## Goal
Present the following data again exactly as it is shown.

## Given data
···

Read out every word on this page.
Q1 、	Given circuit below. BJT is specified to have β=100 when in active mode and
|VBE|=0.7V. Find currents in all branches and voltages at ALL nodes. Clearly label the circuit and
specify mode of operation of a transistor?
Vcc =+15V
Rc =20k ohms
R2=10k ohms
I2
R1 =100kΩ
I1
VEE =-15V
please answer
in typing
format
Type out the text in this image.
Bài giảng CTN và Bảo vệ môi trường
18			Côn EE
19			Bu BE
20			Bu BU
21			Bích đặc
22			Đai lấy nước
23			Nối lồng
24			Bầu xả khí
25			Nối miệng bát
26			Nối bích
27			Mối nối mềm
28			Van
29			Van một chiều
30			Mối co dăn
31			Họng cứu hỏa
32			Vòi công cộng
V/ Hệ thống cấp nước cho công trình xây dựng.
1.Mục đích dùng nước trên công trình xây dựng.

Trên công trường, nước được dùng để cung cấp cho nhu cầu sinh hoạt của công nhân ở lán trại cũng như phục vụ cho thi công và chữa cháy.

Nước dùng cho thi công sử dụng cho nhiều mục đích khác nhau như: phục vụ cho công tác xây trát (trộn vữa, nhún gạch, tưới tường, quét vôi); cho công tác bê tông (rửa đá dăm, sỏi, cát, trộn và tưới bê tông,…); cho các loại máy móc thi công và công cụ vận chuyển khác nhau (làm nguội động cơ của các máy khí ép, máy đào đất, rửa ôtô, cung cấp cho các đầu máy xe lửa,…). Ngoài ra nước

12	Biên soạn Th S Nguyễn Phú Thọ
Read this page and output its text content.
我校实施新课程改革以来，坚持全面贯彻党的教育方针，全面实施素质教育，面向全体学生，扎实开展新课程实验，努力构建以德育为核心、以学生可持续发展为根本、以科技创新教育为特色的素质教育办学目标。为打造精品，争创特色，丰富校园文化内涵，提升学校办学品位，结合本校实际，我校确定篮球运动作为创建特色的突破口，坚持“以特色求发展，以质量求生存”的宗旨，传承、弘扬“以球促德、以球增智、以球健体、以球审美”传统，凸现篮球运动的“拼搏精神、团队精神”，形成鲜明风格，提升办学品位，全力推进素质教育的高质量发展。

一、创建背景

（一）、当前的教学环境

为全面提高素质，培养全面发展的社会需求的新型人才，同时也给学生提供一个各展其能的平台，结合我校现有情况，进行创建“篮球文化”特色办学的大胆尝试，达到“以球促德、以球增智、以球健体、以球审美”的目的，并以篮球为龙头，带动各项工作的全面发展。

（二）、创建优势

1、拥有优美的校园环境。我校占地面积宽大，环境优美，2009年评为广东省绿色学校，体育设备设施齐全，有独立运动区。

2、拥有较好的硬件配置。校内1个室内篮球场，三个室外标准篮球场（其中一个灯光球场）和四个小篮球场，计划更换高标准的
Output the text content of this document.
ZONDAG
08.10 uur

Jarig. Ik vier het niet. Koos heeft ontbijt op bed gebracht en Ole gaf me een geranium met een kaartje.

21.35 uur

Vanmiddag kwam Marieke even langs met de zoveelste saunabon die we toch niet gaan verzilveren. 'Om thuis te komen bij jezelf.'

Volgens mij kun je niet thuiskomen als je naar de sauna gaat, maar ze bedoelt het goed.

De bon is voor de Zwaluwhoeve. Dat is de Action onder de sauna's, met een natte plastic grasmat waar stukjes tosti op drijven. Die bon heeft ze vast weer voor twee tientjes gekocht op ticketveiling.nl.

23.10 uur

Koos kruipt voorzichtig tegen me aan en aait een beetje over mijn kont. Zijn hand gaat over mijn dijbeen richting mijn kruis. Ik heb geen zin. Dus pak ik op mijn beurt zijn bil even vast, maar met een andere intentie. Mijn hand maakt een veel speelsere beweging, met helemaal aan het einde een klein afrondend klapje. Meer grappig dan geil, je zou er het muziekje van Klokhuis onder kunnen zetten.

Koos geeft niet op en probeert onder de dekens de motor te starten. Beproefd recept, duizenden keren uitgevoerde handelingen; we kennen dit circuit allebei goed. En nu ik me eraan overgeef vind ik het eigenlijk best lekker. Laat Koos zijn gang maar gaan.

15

···

## Answer to this exercise
Read out every word on this page.
Q1 、	Given circuit below. BJT is specified to have β=100 when in active mode and
|VBE|=0.7V. Find currents in all branches and voltages at ALL nodes. Clearly label the circuit and
specify mode of operation of a transistor?
Vcc =+15V
Rc =20k ohms
R2=10k ohms
I2
R1 =100kΩ
I1
VEE =-15V
please answer
in typing
format
Type out the text in this image.
Bài giảng CTN và Bảo vệ môi trường
18			Côn EE
19			Bu BE
20			Bu BU
21			Bích đặc
22			Đai lấy nước
23			Nối lồng
24			Bầu xả khí
25			Nối miệng bát
26			Nối bích
27			Mối nối mềm
28			Van
29			Van một chiều
30			Mối co dăn
31			Họng cứu hỏa
32			Vòi công cộng
V/ Hệ thống cấp nước cho công trình xây dựng.
1.Mục đích dùng nước trên công trình xây dựng.

Trên công trường, nước được dùng để cung cấp cho nhu cầu sinh hoạt của công nhân ở lán trại cũng như phục vụ cho thi công và chữa cháy.

Nước dùng cho thi công sử dụng cho nhiều mục đích khác nhau như: phục vụ cho công tác xây trát (trộn vữa, nhún gạch, tưới tường, quét vôi); cho công tác bê tông (rửa đá dăm, sỏi, cát, trộn và tưới bê tông,…); cho các loại máy móc thi công và công cụ vận chuyển khác nhau (làm nguội động cơ của các máy khí ép, máy đào đất, rửa ôtô, cung cấp cho các đầu máy xe lửa,…). Ngoài ra nước

12	Biên soạn Th S Nguyễn Phú Thọ
Read this page and output its text content.
我校实施新课程改革以来，坚持全面贯彻党的教育方针，全面实施素质教育，面向全体学生，扎实开展新课程实验，努力构建以德育为核心、以学生可持续发展为根本、以科技创新教育为特色的素质教育办学目标。为打造精品，争创特色，丰富校园文化内涵，提升学校办学品位，结合本校实际，我校确定篮球运动作为创建特色的突破口，坚持“以特色求发展，以质量求生存”的宗旨，传承、弘扬“以球促德、以球增智、以球健体、以球审美”传统，凸现篮球运动的“拼搏精神、团队精神”，形成鲜明风格，提升办学品位，全力推进素质教育的高质量发展。

一、创建背景

（一）、当前的教学环境

为全面提高素质，培养全面发展的社会需求的新型人才，同时也给学生提供一个各展其能的平台，结合我校现有情况，进行创建“篮球文化”特色办学的大胆尝试，达到“以球促德、以球增智、以球健体、以球审美”的目的，并以篮球为龙头，带动各项工作的全面发展。

（二）、创建优势

1、拥有优美的校园环境。我校占地面积宽大，环境优美，2009年评为广东省绿色学校，体育设备设施齐全，有独立运动区。

2、拥有较好的硬件配置。校内1个室内篮球场，三个室外标准篮球场（其中一个灯光球场）和四个小篮球场，计划更换高标准的
Output the text content of this document.
ZONDAG
08.10 uur

Jarig. Ik vier het niet. Koos heeft ontbijt op bed gebracht en Ole gaf me een geranium met een kaartje.

21.35 uur

Vanmiddag kwam Marieke even langs met de zoveelste saunabon die we toch niet gaan verzilveren. 'Om thuis te komen bij jezelf.'

Volgens mij kun je niet thuiskomen als je naar de sauna gaat, maar ze bedoelt het goed.

De bon is voor de Zwaluwhoeve. Dat is de Action onder de sauna's, met een natte plastic grasmat waar stukjes tosti op drijven. Die bon heeft ze vast weer voor twee tientjes gekocht op ticketveiling.nl.

23.10 uur

Koos kruipt voorzichtig tegen me aan en aait een beetje over mijn kont. Zijn hand gaat over mijn dijbeen richting mijn kruis. Ik heb geen zin. Dus pak ik op mijn beurt zijn bil even vast, maar met een andere intentie. Mijn hand maakt een veel speelsere beweging, met helemaal aan het einde een klein afrondend klapje. Meer grappig dan geil, je zou er het muziekje van Klokhuis onder kunnen zetten.

Koos geeft niet op en probeert onder de dekens de motor te starten. Beproefd recept, duizenden keren uitgevoerde handelingen; we kennen dit circuit allebei goed. En nu ik me eraan overgeef vind ik het eigenlijk best lekker. Laat Koos zijn gang maar gaan.

15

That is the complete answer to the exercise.